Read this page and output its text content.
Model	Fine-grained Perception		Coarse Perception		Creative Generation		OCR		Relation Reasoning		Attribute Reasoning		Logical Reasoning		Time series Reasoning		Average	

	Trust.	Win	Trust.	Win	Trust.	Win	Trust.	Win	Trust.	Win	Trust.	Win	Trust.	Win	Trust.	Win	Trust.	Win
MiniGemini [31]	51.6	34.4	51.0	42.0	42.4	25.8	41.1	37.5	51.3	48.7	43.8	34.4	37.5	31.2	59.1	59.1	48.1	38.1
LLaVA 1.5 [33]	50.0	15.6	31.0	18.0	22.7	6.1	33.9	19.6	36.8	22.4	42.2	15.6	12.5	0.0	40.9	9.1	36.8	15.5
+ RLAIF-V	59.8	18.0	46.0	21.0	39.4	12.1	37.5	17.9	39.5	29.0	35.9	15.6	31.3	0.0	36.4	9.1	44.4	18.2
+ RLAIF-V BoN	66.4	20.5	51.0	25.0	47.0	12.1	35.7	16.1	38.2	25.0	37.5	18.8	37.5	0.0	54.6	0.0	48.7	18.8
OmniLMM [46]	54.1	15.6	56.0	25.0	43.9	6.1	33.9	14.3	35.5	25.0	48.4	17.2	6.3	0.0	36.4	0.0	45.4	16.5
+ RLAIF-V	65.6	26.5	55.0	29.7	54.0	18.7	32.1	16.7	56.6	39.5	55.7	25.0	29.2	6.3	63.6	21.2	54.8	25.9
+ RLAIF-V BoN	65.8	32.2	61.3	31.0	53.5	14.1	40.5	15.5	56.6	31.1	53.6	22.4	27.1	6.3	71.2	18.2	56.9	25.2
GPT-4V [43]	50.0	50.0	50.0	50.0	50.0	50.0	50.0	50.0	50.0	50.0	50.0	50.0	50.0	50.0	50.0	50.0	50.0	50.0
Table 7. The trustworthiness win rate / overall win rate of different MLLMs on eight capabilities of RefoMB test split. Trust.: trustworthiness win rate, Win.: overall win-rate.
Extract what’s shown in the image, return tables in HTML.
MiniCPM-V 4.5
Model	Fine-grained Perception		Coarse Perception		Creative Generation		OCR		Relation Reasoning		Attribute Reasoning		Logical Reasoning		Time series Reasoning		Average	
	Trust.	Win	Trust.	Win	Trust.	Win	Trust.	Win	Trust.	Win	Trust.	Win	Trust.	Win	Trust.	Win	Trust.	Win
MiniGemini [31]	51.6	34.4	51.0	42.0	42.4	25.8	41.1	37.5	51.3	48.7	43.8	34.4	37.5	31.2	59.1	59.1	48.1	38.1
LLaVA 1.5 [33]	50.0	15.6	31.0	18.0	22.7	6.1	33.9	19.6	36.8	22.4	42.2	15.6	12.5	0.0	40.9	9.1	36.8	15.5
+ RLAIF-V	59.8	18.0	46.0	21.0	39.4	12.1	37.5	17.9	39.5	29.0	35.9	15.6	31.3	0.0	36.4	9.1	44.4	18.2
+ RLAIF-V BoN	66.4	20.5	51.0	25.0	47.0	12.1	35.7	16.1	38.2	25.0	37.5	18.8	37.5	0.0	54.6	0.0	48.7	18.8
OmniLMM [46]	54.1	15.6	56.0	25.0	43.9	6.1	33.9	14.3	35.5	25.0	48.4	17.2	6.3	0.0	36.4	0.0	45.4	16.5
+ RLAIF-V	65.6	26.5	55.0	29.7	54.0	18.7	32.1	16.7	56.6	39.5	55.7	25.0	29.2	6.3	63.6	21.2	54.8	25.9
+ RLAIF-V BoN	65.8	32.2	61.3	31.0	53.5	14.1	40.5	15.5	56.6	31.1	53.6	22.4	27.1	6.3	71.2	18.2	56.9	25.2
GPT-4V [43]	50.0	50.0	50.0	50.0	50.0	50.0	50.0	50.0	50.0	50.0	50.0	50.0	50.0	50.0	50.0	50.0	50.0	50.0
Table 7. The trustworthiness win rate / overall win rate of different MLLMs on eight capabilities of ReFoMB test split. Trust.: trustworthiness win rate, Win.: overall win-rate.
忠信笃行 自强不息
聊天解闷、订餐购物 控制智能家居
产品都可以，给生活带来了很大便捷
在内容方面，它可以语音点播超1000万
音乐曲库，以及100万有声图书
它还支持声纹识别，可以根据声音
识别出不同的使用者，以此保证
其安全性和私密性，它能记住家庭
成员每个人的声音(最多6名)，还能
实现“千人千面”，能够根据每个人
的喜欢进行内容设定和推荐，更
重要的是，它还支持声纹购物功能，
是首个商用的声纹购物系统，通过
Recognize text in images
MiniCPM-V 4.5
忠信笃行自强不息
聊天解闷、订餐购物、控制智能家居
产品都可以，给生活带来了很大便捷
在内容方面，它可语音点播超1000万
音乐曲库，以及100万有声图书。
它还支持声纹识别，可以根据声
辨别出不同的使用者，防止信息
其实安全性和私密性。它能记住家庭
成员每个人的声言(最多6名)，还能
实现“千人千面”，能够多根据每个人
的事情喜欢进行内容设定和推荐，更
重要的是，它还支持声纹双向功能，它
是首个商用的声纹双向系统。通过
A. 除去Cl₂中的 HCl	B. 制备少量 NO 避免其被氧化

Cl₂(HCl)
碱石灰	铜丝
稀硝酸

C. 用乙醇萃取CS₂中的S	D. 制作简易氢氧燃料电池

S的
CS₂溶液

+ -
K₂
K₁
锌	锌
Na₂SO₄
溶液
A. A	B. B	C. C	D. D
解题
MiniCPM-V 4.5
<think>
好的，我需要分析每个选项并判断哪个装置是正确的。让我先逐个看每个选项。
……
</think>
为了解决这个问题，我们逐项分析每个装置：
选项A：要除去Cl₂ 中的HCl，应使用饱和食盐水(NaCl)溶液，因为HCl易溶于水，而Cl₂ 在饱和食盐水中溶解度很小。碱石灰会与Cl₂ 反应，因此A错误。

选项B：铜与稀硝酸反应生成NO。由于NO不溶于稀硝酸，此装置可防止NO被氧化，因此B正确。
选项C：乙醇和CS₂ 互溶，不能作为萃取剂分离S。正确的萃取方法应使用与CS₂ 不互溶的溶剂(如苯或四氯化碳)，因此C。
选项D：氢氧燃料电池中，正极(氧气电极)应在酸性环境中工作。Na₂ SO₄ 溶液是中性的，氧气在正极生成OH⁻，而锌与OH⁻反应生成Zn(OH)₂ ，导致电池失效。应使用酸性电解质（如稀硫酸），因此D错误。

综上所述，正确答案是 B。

-*-

## The exercise
Copy each line of the data exactly, leaving nothing out.

## In response
Read this page and output its text content.
Model	Fine-grained Perception		Coarse Perception		Creative Generation		OCR		Relation Reasoning		Attribute Reasoning		Logical Reasoning		Time series Reasoning		Average	

	Trust.	Win	Trust.	Win	Trust.	Win	Trust.	Win	Trust.	Win	Trust.	Win	Trust.	Win	Trust.	Win	Trust.	Win
MiniGemini [31]	51.6	34.4	51.0	42.0	42.4	25.8	41.1	37.5	51.3	48.7	43.8	34.4	37.5	31.2	59.1	59.1	48.1	38.1
LLaVA 1.5 [33]	50.0	15.6	31.0	18.0	22.7	6.1	33.9	19.6	36.8	22.4	42.2	15.6	12.5	0.0	40.9	9.1	36.8	15.5
+ RLAIF-V	59.8	18.0	46.0	21.0	39.4	12.1	37.5	17.9	39.5	29.0	35.9	15.6	31.3	0.0	36.4	9.1	44.4	18.2
+ RLAIF-V BoN	66.4	20.5	51.0	25.0	47.0	12.1	35.7	16.1	38.2	25.0	37.5	18.8	37.5	0.0	54.6	0.0	48.7	18.8
OmniLMM [46]	54.1	15.6	56.0	25.0	43.9	6.1	33.9	14.3	35.5	25.0	48.4	17.2	6.3	0.0	36.4	0.0	45.4	16.5
+ RLAIF-V	65.6	26.5	55.0	29.7	54.0	18.7	32.1	16.7	56.6	39.5	55.7	25.0	29.2	6.3	63.6	21.2	54.8	25.9
+ RLAIF-V BoN	65.8	32.2	61.3	31.0	53.5	14.1	40.5	15.5	56.6	31.1	53.6	22.4	27.1	6.3	71.2	18.2	56.9	25.2
GPT-4V [43]	50.0	50.0	50.0	50.0	50.0	50.0	50.0	50.0	50.0	50.0	50.0	50.0	50.0	50.0	50.0	50.0	50.0	50.0
Table 7. The trustworthiness win rate / overall win rate of different MLLMs on eight capabilities of RefoMB test split. Trust.: trustworthiness win rate, Win.: overall win-rate.
Extract what’s shown in the image, return tables in HTML.
MiniCPM-V 4.5
Model	Fine-grained Perception		Coarse Perception		Creative Generation		OCR		Relation Reasoning		Attribute Reasoning		Logical Reasoning		Time series Reasoning		Average	
	Trust.	Win	Trust.	Win	Trust.	Win	Trust.	Win	Trust.	Win	Trust.	Win	Trust.	Win	Trust.	Win	Trust.	Win
MiniGemini [31]	51.6	34.4	51.0	42.0	42.4	25.8	41.1	37.5	51.3	48.7	43.8	34.4	37.5	31.2	59.1	59.1	48.1	38.1
LLaVA 1.5 [33]	50.0	15.6	31.0	18.0	22.7	6.1	33.9	19.6	36.8	22.4	42.2	15.6	12.5	0.0	40.9	9.1	36.8	15.5
+ RLAIF-V	59.8	18.0	46.0	21.0	39.4	12.1	37.5	17.9	39.5	29.0	35.9	15.6	31.3	0.0	36.4	9.1	44.4	18.2
+ RLAIF-V BoN	66.4	20.5	51.0	25.0	47.0	12.1	35.7	16.1	38.2	25.0	37.5	18.8	37.5	0.0	54.6	0.0	48.7	18.8
OmniLMM [46]	54.1	15.6	56.0	25.0	43.9	6.1	33.9	14.3	35.5	25.0	48.4	17.2	6.3	0.0	36.4	0.0	45.4	16.5
+ RLAIF-V	65.6	26.5	55.0	29.7	54.0	18.7	32.1	16.7	56.6	39.5	55.7	25.0	29.2	6.3	63.6	21.2	54.8	25.9
+ RLAIF-V BoN	65.8	32.2	61.3	31.0	53.5	14.1	40.5	15.5	56.6	31.1	53.6	22.4	27.1	6.3	71.2	18.2	56.9	25.2
GPT-4V [43]	50.0	50.0	50.0	50.0	50.0	50.0	50.0	50.0	50.0	50.0	50.0	50.0	50.0	50.0	50.0	50.0	50.0	50.0
Table 7. The trustworthiness win rate / overall win rate of different MLLMs on eight capabilities of ReFoMB test split. Trust.: trustworthiness win rate, Win.: overall win-rate.
忠信笃行 自强不息
聊天解闷、订餐购物 控制智能家居
产品都可以，给生活带来了很大便捷
在内容方面，它可以语音点播超1000万
音乐曲库，以及100万有声图书
它还支持声纹识别，可以根据声音
识别出不同的使用者，以此保证
其安全性和私密性，它能记住家庭
成员每个人的声音(最多6名)，还能
实现“千人千面”，能够根据每个人
的喜欢进行内容设定和推荐，更
重要的是，它还支持声纹购物功能，
是首个商用的声纹购物系统，通过
Recognize text in images
MiniCPM-V 4.5
忠信笃行自强不息
聊天解闷、订餐购物、控制智能家居
产品都可以，给生活带来了很大便捷
在内容方面，它可语音点播超1000万
音乐曲库，以及100万有声图书。
它还支持声纹识别，可以根据声
辨别出不同的使用者，防止信息
其实安全性和私密性。它能记住家庭
成员每个人的声言(最多6名)，还能
实现“千人千面”，能够多根据每个人
的事情喜欢进行内容设定和推荐，更
重要的是，它还支持声纹双向功能，它
是首个商用的声纹双向系统。通过
A. 除去Cl₂中的 HCl	B. 制备少量 NO 避免其被氧化

Cl₂(HCl)
碱石灰	铜丝
稀硝酸

C. 用乙醇萃取CS₂中的S	D. 制作简易氢氧燃料电池

S的
CS₂溶液

+ -
K₂
K₁
锌	锌
Na₂SO₄
溶液
A. A	B. B	C. C	D. D
解题
MiniCPM-V 4.5
<think>
好的，我需要分析每个选项并判断哪个装置是正确的。让我先逐个看每个选项。
……
</think>
为了解决这个问题，我们逐项分析每个装置：
选项A：要除去Cl₂ 中的HCl，应使用饱和食盐水(NaCl)溶液，因为HCl易溶于水，而Cl₂ 在饱和食盐水中溶解度很小。碱石灰会与Cl₂ 反应，因此A错误。

选项B：铜与稀硝酸反应生成NO。由于NO不溶于稀硝酸，此装置可防止NO被氧化，因此B正确。
选项C：乙醇和CS₂ 互溶，不能作为萃取剂分离S。正确的萃取方法应使用与CS₂ 不互溶的溶剂(如苯或四氯化碳)，因此C。
选项D：氢氧燃料电池中，正极(氧气电极)应在酸性环境中工作。Na₂ SO₄ 溶液是中性的，氧气在正极生成OH⁻，而锌与OH⁻反应生成Zn(OH)₂ ，导致电池失效。应使用酸性电解质（如稀硫酸），因此D错误。

综上所述，正确答案是 B。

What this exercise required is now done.